• _Text to read_
^^^^

The Argument column contains the name of the clustered index being used and the SEEK:() predicate. The storage engine uses the index to process only those rows that satisfy this SEEK:() predicate. It optionally can include a WHERE:() predicate, which the storage engine evaluates against all rows satisfying the SEEK:() predicate (it does not use indexes to do this).

If the Argument column contains the ORDERED clause, the query processor has determined that the rows must be returned in the order in which the clustered index has sorted them. If the ORDERED clause is not present, the storage engine searches the index in the optimal way (not guaranteeing the output to be sorted). Allowing the output to retain its ordering can be less efficient than producing nonsorted output.

See Also 

In Other Volumes 

"Using Clustered Indexes" in Microsoft SQL Server Database Developer's Companion 

Collapse

The Collapse logical and physical operator optimizes update processing. When an update is performed, it can be split (using the Split operator) into a delete and an insert. If the Argument column contains a GROUP BY:() predicate and a list of key columns being grouped, the query processor groups by the set of key columns to optimize these update operations by removing any temporary, unneeded intermediate changes to each row.

See Also 

In This Volume 

Split

Compute Scalar

The Compute Scalar logical and physical operator evaluates an expression to produce a computed scalar value, which may be returned to the user and/or referenced elsewhere in the query, for example, in a filter predicate or join predicate.

See Also 

In Other Volumes 

"Functions" in Microsoft SQL Server Transact-SQL and Utilities Reference 

Concatenation

The Concatenation logical and physical operator scans multiple inputs, returning each row scanned.

Constant Scan

The Constant Scan logical and physical operator introduces a constant row into a query. It will return either zero or one row, which usually contains no columns. A Compute Scalar operator is often used to add columns to the row produced by a Constant Scan.

See Also 

In This Volume 

Compute Scalar

Cross Join

The Cross Join logical operator joins each row from the first (top) input with each row from the second (bottom) input.

See Also 

In Other Volumes 

"Using Cross Joins" in Microsoft SQL Server Database Developer's Companion 

Delete

The Delete logical operator deletes from an object rows that satisfy the optional predicate in the Argument column.

^^^^

• _Tasks_
**1)** Copy the part of the passage on SQL Server query operators starting at "If the Argument column contains the" and ending at "producing nonsorted output.".
**2)** According to the passage on SQL Server query operators, how many rows does the Constant Scan operator return?
The records have nothing to do with the work here.

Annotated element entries
^^^^

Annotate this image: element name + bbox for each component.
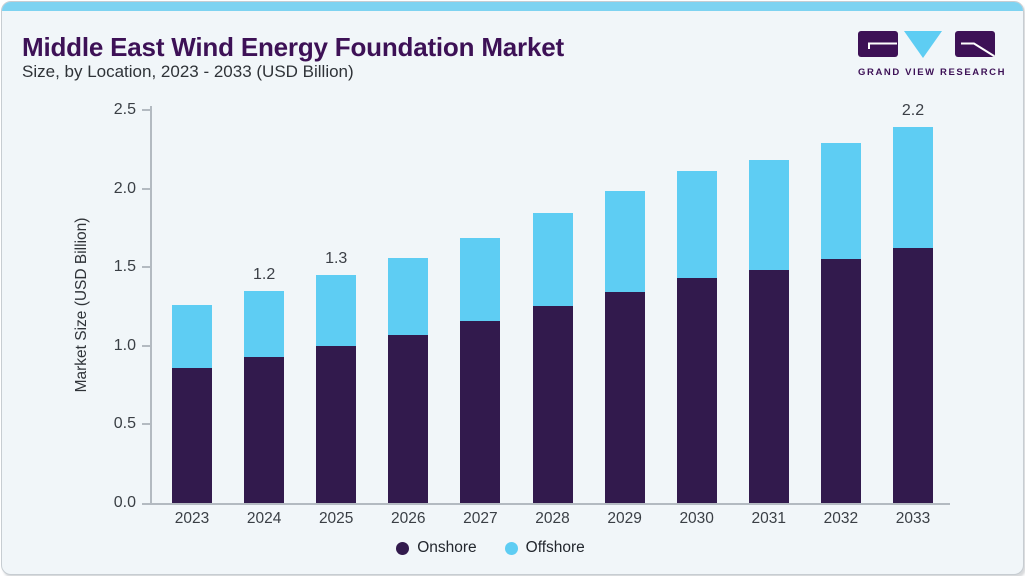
x-tick-label: 2031 — [751, 510, 787, 527]
bar-segment-onshore — [820, 259, 861, 503]
bar-segment-onshore — [460, 321, 501, 503]
y-tick-mark — [142, 109, 150, 111]
bar-segment-onshore — [893, 248, 933, 503]
logo-text: GRAND VIEW RESEARCH — [858, 67, 1007, 78]
x-tick-label: 2026 — [391, 510, 426, 527]
y-tick-label: 0.0 — [113, 494, 136, 511]
bar-segment-offshore — [676, 171, 717, 278]
bar-segment-onshore — [316, 346, 357, 503]
legend-label: Offshore — [525, 539, 585, 556]
page-subtitle: Size, by Location, 2023 - 2033 (USD Bill… — [22, 62, 354, 81]
legend-dot-icon — [396, 541, 410, 555]
bar-segment-offshore — [532, 213, 573, 306]
bar-segment-onshore — [604, 292, 645, 503]
x-tick-label: 2024 — [246, 510, 282, 527]
bar-segment-offshore — [748, 160, 789, 270]
legend-item-onshore: Onshore — [396, 539, 477, 557]
chart-legend: Onshore Offshore — [2, 539, 1001, 557]
y-tick-label: 1.5 — [113, 258, 136, 276]
y-tick-mark — [142, 423, 150, 426]
y-axis-line — [150, 106, 152, 505]
bar-segment-onshore — [748, 270, 789, 503]
y-tick-mark — [142, 187, 150, 190]
legend-label: Onshore — [417, 539, 477, 556]
x-tick-label: 2025 — [318, 510, 354, 527]
gvr-logo-mark — [858, 31, 995, 58]
bar-segment-onshore — [244, 357, 285, 503]
y-tick-label: 2.0 — [113, 179, 136, 197]
page-title: Middle East Wind Energy Foundation Marke… — [22, 32, 564, 62]
bar-segment-offshore — [172, 305, 212, 368]
bar-segment-onshore — [532, 306, 573, 503]
bar-segment-onshore — [676, 278, 717, 503]
grand-view-research-logo: GRAND VIEW RESEARCH — [858, 28, 1007, 78]
x-tick-label: 2033 — [895, 510, 931, 527]
top-accent-strip — [2, 2, 1023, 11]
x-tick-label: 2029 — [607, 510, 642, 527]
bar-segment-onshore — [172, 368, 212, 503]
bar-segment-offshore — [316, 275, 357, 346]
logo-v-triangle — [904, 31, 942, 58]
x-tick-label: 2028 — [535, 510, 570, 527]
y-tick-label: 2.5 — [113, 101, 136, 118]
legend-dot-icon — [504, 541, 518, 555]
bar-value-label: 1.2 — [252, 266, 276, 283]
x-tick-label: 2030 — [679, 510, 714, 527]
y-tick-mark — [142, 266, 150, 269]
y-axis-title: Market Size (USD Billion) — [73, 217, 90, 393]
x-tick-label: 2027 — [463, 510, 498, 527]
bar-segment-offshore — [244, 291, 285, 357]
x-tick-label: 2023 — [174, 510, 210, 527]
legend-item-offshore: Offshore — [504, 539, 585, 557]
y-tick-label: 0.5 — [113, 415, 136, 433]
bar-value-label: 1.3 — [325, 250, 348, 267]
x-axis-line — [142, 503, 950, 505]
bar-segment-offshore — [893, 127, 933, 248]
bar-segment-onshore — [388, 335, 429, 503]
x-tick-label: 2032 — [823, 510, 859, 527]
bar-segment-offshore — [460, 238, 501, 321]
bar-segment-offshore — [388, 258, 429, 335]
bar-segment-offshore — [820, 143, 861, 259]
y-tick-mark — [142, 344, 150, 347]
bar-segment-offshore — [604, 191, 645, 292]
bar-value-label: 2.2 — [901, 102, 925, 119]
y-tick-label: 1.0 — [113, 336, 136, 354]
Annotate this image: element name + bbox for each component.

^^^^

• _Complete answers_
**1)**
If the Argument column contains the ORDERED clause, the query processor has determined that the rows must be returned in the order in which the clustered index has sorted them. If the ORDERED clause is not present, the storage engine searches the index in the optimal way (not guaranteeing the output to be sorted). Allowing the output to retain its ordering can be less efficient than producing nonsorted output.

**2)** It returns either zero or one row, which usually contains no columns.